▶ **CONSIGNES**
A – D'après le texte sur la décarbonation aux États-Unis, combien une taxe carbone à 40 $/T devrait-elle rapporter sur la décennie 2021-2030 ?
B – Prolongez le texte sur la décarbonation aux États-Unis à partir de sa dernière phrase.

::: TEXTE SOURCE

Le coût de la mise en place de ces politiques est estimé à 300 milliards de dollars supplémentaires dans le budget fédéral annuel. Le rapport postule que les réformes seraient remboursées ne serait-ce que par les économies en termes de prestations de santé publique. Ces réformes auraient des « avantages spectaculaires » pour les communautés de la classe ouvrière et les communautés de couleur qui subissent un préjudice disproportionné en raison de l’extraction et de la consommation de combustibles fossiles, ainsi que pour les communautés historiquement dépendantes des combustibles fossiles.

Par ailleurs, le rapport précise que la mise en place d’une taxe carbone à 40$/T devrait rapporter environ 2 000 milliards de dollars sur la décennie (2021-2030).

Un plan d’action volontairement centré sur la décennie à venir

L’objectif de neutralité des émissions nettes de carbone est fixé pour 2050, mais le rapport indique clairement que ce sont les dix prochaines années qui dicteront le succès des États-Unis dans la réalisation de l’objectif de 2050. C’est pourquoi il concentre ses recommandations et objectifs politiques sur cette période de dix ans. Le comité estime qu’un engagement fort à court terme en faveur d’une décarbonation équitable peut servir de base solide pour atteindre l’objectif à plus longs termes d’émissions nettes zéro.

Les recommandations du rapport de l’Académie mettent à disposition des décideurs politiques une trajectoire potentielle afin d’étendre leurs efforts vers la décarbonation. Le rapport se distingue particulièrement dans son approche sociale, qu’il intègre aux considérations technologiques et économiques, plus conventionnelles. Il est fort probable que cette publication influence et crée un terreau fertile favorisant l’émergence d’une génération de propositions politiques plus inclusives sur la thématique.

::::::
::: DONNÉES EXTRAITES

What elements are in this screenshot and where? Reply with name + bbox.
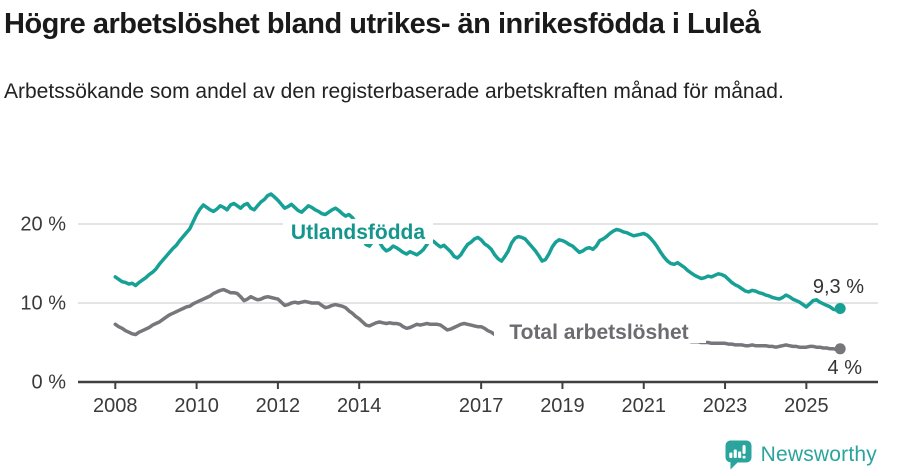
y-tick-label-0: 0 %: [32, 372, 67, 394]
x-tick-label: 2012: [256, 395, 301, 417]
x-tick-label: 2023: [703, 395, 748, 417]
newsworthy-logo-icon: [725, 440, 752, 470]
x-tick-label: 2025: [784, 395, 829, 417]
total-label-halo: [494, 314, 706, 343]
x-tick-label: 2010: [174, 395, 219, 417]
x-tick-label: 2019: [540, 395, 585, 417]
utlandsfodda-line: [113, 192, 842, 312]
chart-subtitle: Arbetssökande som andel av den registerb…: [4, 80, 784, 103]
x-tick-label: 2008: [93, 395, 138, 417]
logo-bars: [728, 445, 746, 459]
utlandsfodda-series-label: Utlandsfödda: [291, 221, 425, 244]
y-tick-label-20: 20 %: [20, 214, 66, 236]
brand-logo: Newsworthy: [723, 439, 877, 471]
x-tick-label: 2014: [337, 395, 382, 417]
utlandsfodda-end-value: 9,3 %: [813, 276, 864, 298]
y-tick-labels: 0 % 10 % 20 %: [20, 214, 66, 394]
total-end-dot: [834, 343, 846, 355]
total-series-label: Total arbetslöshet: [509, 321, 688, 344]
y-gridlines: [78, 223, 878, 304]
utlandsfodda-end-dot: [834, 303, 846, 314]
x-tick-label: 2021: [622, 395, 667, 417]
newsworthy-wordmark: Newsworthy: [760, 443, 877, 466]
unemployment-line-chart: 2008 2010 2012 2014 2017 2019 2021 2023 2025 0 %…: [20, 192, 878, 417]
page-title: Högre arbetslöshet bland utrikes- än inr…: [4, 8, 761, 40]
total-line: [113, 287, 842, 352]
total-end-value: 4 %: [828, 357, 863, 379]
x-ticks: 2008 2010 2012 2014 2017 2019 2021 2023 2025: [93, 382, 829, 417]
y-tick-label-10: 10 %: [20, 293, 66, 315]
utlandsfodda-label-halo: [283, 219, 433, 244]
x-tick-label: 2017: [459, 395, 504, 417]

::::::

▶ **RÉPONSES**
A – Environ 2 000 milliards de dollars.

B –
Un mouvement vers la décarbonation qui s’accélère dans l’écosystème politique Washingtonien

Les réflexions autour des stratégies de décarbonation existent évidemment depuis de nombreuses années dans les sphères politiques, scientifiques et technologiques Washingtoniennes, mais elles bénéficient dorénavant du soutien du gouvernement. Ce soutien est illustré par la publication des récents décrets du président Biden mettant fin aux nouveaux permis d’exploitation d’hydrocarbures sur les terres fédérales ou faisant passer le parc automobile fédéral aux véhicules électriques, entre autres.

Cette nouvelle administration est perçue comme plus réceptive à ces thématiques par la communauté scientifique et politique américaine. L’élection semble ainsi avoir créé un appel d’air ayant comme conséquence, entre autres, une augmentation du volume d’activité des think-tanks américains sur les questions de décarbonation, aussi bien sur les volets scientifiques et technologiques que politiques ou sécuritaires (voir les travaux du WRI à ce sujet, ou du CSIS).

Pour aller plus loin :

  • Le rapport (en anglais) : ici.
  • Le résumé aux décideurs : ici.
  • Communiqué de presse : ici.
  • Highlights du Consensus Study report : ici.
  • Réunion de rendu : ici.
  • Présentation de la réunion de rendu : ici.
  • Carte interactive des objectifs : ici.
  • Table des objectifs : ici.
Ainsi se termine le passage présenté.